Data extracted from a collection:
◇ ◇ ◇ ◇ ◇ ◇ ◇

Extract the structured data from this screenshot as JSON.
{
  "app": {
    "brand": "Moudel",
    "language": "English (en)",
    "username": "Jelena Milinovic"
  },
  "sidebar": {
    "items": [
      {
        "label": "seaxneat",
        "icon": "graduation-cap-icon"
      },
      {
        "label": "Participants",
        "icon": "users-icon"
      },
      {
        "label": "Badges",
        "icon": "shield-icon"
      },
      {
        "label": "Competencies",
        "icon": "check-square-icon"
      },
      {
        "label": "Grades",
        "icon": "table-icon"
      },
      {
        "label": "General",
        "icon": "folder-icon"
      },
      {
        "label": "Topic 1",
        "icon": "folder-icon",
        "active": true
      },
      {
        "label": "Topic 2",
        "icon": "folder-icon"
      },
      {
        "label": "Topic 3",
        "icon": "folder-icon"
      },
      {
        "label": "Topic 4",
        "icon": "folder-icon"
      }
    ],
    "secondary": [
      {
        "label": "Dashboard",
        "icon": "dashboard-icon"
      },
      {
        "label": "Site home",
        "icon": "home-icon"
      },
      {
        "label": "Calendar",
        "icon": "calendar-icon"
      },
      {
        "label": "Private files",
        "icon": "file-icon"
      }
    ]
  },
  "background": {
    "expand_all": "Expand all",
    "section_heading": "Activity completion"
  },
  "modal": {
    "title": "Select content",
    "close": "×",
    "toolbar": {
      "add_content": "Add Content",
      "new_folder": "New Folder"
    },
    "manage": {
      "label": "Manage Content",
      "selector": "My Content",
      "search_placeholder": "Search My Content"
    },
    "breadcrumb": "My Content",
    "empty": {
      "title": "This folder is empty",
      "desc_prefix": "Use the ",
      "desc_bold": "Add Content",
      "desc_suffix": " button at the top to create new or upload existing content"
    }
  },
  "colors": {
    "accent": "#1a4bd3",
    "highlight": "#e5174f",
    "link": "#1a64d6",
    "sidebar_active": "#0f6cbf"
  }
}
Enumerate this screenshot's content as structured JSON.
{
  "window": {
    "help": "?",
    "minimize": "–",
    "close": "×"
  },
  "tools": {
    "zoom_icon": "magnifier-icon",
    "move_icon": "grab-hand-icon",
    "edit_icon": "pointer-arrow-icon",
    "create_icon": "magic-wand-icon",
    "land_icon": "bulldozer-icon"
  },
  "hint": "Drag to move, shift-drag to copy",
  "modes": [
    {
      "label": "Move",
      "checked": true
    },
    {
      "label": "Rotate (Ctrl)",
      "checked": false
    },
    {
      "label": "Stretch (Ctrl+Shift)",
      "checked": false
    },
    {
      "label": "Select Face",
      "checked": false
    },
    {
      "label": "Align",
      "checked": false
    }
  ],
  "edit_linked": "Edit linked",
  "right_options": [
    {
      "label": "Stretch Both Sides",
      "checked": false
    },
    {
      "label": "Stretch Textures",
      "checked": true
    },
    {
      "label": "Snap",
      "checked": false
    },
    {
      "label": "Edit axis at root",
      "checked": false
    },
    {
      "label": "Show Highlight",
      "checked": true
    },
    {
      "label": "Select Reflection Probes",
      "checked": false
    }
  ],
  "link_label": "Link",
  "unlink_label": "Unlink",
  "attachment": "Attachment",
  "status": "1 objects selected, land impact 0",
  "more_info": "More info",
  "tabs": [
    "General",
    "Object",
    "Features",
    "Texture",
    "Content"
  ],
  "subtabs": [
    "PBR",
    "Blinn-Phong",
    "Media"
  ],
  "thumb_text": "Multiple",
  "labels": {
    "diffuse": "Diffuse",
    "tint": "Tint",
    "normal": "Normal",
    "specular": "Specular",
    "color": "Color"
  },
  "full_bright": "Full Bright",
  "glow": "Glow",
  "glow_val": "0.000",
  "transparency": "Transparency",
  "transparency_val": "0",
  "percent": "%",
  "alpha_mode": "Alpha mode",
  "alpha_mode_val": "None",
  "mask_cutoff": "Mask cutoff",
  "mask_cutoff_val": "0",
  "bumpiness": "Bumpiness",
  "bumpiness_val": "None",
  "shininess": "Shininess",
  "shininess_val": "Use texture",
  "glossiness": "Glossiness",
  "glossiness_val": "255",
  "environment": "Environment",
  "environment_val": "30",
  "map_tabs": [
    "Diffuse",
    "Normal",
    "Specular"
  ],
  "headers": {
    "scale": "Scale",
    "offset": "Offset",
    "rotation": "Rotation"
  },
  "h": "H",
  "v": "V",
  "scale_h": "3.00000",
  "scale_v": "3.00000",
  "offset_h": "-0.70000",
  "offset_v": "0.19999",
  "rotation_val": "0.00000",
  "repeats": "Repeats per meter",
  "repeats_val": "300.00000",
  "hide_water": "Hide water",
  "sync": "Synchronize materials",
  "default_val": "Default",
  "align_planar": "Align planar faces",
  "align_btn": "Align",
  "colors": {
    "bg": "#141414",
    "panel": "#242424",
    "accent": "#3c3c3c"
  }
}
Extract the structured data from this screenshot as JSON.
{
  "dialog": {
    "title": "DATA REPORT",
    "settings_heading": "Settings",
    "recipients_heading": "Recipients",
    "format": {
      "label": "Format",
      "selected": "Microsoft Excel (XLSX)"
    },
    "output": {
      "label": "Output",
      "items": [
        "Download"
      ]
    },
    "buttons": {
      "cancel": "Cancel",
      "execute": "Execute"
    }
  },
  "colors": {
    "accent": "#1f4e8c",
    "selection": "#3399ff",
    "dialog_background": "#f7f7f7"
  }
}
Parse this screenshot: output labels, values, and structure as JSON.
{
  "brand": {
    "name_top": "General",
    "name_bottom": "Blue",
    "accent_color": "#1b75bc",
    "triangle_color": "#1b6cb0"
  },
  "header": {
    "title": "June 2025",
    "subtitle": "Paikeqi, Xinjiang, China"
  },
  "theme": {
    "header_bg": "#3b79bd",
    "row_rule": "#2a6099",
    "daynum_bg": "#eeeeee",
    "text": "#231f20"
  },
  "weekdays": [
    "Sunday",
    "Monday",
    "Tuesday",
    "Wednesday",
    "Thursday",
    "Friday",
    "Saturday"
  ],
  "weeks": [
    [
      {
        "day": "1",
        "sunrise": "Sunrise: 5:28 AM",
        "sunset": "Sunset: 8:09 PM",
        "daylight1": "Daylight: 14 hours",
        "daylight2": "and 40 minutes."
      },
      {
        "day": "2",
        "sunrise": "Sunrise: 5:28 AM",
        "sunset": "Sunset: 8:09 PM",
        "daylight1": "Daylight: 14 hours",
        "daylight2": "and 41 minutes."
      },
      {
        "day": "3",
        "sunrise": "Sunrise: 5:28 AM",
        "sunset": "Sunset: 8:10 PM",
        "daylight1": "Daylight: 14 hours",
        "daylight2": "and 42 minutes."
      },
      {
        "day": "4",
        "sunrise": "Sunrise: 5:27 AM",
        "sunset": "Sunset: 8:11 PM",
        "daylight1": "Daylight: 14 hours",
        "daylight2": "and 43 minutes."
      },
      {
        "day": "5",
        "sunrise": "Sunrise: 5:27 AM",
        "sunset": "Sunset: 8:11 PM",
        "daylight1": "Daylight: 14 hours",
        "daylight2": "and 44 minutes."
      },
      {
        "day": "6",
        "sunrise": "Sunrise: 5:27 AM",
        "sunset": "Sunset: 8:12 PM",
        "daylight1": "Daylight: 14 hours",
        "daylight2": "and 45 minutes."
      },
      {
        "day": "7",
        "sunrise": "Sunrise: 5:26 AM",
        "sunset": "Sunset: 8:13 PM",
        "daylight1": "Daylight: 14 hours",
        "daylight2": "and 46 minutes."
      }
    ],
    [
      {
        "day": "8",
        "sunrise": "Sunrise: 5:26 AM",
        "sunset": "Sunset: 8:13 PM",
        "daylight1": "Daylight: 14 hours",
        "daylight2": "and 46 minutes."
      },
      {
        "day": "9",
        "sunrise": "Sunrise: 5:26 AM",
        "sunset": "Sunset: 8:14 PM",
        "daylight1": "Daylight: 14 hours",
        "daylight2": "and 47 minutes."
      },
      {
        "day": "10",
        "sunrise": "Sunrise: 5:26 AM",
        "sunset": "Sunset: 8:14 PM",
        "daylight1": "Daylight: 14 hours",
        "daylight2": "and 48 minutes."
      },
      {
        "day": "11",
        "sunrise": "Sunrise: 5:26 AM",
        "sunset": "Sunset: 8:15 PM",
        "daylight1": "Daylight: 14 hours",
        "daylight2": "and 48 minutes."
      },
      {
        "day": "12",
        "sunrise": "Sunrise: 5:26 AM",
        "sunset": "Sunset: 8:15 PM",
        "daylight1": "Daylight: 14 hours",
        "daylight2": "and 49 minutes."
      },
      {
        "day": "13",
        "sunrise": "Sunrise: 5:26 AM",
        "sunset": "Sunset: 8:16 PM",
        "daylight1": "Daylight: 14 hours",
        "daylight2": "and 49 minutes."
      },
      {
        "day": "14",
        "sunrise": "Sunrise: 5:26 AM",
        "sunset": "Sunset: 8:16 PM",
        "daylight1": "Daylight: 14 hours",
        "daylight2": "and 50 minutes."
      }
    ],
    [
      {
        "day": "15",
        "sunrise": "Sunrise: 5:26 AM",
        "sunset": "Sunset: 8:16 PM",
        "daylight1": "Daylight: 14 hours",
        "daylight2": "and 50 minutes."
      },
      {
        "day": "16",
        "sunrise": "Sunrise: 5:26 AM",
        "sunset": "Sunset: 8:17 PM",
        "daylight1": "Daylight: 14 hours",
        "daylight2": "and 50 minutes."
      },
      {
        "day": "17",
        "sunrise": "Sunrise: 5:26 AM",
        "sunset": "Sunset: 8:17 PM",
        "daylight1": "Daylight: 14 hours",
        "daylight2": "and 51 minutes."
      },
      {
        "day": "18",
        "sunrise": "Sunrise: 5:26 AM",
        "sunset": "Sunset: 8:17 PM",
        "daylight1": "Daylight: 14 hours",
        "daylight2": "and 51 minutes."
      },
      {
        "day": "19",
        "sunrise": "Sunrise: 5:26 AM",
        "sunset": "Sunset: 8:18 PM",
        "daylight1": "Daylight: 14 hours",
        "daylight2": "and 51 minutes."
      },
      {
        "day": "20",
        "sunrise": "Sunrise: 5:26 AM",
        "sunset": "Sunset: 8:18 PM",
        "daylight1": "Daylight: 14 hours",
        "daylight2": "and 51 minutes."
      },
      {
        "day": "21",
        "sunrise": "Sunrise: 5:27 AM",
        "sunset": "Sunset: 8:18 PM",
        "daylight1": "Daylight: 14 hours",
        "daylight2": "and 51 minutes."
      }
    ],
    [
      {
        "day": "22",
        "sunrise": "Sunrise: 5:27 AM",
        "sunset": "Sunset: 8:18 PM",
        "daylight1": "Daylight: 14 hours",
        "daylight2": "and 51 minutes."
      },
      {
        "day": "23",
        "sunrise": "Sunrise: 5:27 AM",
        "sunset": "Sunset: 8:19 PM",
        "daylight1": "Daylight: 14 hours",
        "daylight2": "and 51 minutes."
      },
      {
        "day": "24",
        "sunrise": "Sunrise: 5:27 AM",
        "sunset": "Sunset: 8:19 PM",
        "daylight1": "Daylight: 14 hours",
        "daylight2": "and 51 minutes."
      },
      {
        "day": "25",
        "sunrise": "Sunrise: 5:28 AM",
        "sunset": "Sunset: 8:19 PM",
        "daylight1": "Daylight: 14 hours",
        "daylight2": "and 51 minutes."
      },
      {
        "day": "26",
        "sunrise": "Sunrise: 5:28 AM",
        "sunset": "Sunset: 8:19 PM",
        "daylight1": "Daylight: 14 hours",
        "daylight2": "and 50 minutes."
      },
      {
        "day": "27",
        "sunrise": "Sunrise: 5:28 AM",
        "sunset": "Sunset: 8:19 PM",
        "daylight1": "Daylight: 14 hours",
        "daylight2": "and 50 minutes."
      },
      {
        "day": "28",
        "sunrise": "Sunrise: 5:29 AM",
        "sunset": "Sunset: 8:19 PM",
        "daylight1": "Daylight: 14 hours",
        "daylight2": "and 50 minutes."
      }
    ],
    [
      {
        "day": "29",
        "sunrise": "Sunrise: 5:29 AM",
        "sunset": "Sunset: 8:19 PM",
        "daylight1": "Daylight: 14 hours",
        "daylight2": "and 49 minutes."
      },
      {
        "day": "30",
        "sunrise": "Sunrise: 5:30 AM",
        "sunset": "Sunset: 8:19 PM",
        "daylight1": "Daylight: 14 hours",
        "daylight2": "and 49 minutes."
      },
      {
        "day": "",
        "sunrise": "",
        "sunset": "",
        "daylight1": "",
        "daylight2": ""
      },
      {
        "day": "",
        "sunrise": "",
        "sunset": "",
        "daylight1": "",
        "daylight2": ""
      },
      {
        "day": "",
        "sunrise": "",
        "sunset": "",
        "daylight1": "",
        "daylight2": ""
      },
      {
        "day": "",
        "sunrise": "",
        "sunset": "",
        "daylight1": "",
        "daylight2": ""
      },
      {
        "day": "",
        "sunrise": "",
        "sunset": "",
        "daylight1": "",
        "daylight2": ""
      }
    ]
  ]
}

◇ ◇ ◇ ◇ ◇ ◇ ◇

TASK TO CARRY OUT: Pull out every line in the data above that has the word "Stretch".

OUTPUT OF THE EXERCISE:
      "label": "Stretch (Ctrl+Shift)",
      "label": "Stretch Both Sides",
      "label": "Stretch Textures",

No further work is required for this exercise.